TEXT TO READ:
--- Start ---

Revenues and expenditures are projected to go up in Bartlett’s 2013-14 proposed budget, which village officials say is balanced without the use of money from the general fund balance.

Total expenditures amount to about $56.2 million for all funds and purposes — a 15.9 percent increase from last year. Operating expenditures are up by 6.4 percent, to about $39.5 million.

The budget includes the purchase of about $881,000 in replacement vehicles for the police, public works, building and golf departments that have been deferred in prior years’ budgets. There is also an increase in the police pension and debt levy.

Capital projects, expenditures on long-term needs that can vary sharply from year to year, amount to $16.7 million, or about 30 percent, of the expenditures. Some of those projects include $2.1 million in economic development activity for the Brewster Creek and Blue Heron/Bluff City Tax Increment Financing District; barium and radium removal from a well; continued work on the West Bartlett Road streetscape and a roadway maintenance project.

Public works and public safety come in as the second and third largest portions of expenditures, together totaling to about $27.2 million.

The budget includes the hiring of three full-time equivalent personnel, including one maintenance worker in the streets department and two police officers.

“I’m optimistic that if we continue to very carefully, and frankly slowly, reinstate critical cuts and evaluate our deferrals for many years that balancing the budget may become less arduous in future years,” said Village Administrator Valerie Salmons.

Due in part to “pretty substantial” increases from the state income tax, revenues are also up, by about 10.6 percent, to about $52.1 million, according to finance director Jeff Martynowicz.

Income taxes are in a group of “other taxes” that include the sales, telecom, local use and recently implemented electricity and gas taxes. Together they make up $16.4 million of the village’s revenue.

“We’ve had a little bit of that revenue rejuvenation going on, and that’s a good thing,” Martynowicz said.

Charges for services, such as water, sewer and parking, are the second largest source of revenues, totaling at $12.8 million, and followed by property taxes, which make up $10 million.

The budget does not include any new taxes or fees, and for a fourth year, there is no increase in the general corporate levy, Martynowicz said.

The board will continue the discussion on the budget at a meeting on Tuesday, March 19.

--- End ---

A run of records:
--- Start ---

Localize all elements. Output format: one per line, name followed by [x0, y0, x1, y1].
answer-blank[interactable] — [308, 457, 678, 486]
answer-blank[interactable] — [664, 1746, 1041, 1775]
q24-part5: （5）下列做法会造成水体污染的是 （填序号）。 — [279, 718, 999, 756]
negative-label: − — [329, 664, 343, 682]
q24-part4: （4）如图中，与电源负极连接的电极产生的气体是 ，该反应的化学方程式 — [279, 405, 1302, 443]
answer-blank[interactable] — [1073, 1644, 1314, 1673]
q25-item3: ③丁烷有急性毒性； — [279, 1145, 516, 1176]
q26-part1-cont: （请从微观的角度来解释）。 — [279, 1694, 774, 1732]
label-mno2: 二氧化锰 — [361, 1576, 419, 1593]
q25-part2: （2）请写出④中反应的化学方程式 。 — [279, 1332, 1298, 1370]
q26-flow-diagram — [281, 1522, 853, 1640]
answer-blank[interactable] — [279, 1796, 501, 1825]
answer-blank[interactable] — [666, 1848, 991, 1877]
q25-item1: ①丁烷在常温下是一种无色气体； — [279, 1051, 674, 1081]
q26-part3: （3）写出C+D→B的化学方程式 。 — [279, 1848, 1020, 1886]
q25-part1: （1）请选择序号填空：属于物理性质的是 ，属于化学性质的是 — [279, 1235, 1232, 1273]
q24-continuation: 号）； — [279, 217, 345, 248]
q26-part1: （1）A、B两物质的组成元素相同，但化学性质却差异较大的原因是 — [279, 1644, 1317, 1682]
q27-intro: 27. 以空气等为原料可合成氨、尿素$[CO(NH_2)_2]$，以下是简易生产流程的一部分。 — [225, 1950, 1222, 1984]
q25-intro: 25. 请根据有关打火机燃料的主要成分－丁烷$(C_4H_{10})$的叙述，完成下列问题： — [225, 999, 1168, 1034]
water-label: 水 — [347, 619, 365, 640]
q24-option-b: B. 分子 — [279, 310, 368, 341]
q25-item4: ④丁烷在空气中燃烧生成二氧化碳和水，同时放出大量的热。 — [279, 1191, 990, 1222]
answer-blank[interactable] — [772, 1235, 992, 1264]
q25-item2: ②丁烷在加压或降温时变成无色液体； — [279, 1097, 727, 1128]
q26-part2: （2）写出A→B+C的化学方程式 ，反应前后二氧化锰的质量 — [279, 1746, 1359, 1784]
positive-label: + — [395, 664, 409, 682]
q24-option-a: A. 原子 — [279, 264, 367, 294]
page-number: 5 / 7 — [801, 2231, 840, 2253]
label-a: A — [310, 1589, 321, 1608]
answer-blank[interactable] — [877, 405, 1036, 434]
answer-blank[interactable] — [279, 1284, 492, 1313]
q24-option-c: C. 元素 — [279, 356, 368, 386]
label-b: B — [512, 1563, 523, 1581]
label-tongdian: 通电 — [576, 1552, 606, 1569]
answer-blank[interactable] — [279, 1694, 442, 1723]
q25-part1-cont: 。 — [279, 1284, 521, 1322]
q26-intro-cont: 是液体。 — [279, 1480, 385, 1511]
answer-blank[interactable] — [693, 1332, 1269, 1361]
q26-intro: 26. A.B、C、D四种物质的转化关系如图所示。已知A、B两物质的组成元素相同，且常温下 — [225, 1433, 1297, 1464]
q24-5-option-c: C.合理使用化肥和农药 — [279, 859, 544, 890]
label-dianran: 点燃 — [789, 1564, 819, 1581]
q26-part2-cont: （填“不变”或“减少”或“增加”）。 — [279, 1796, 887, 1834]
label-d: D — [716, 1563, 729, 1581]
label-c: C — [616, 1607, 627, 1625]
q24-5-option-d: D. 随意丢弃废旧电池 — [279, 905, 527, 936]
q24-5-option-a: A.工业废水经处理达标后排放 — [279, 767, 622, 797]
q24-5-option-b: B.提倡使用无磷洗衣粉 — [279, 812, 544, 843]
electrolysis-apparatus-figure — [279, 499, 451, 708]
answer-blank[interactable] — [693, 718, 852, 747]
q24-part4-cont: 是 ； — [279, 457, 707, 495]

--- End ---

Reproduce the passage of the article on Bartlett's proposed budget from "Due in part" up to and including "director Jeff Martynowicz.".

RIGHT ANSWER:
Due in part to “pretty substantial” increases from the state income tax, revenues are also up, by about 10.6 percent, to about $52.1 million, according to finance director Jeff Martynowicz.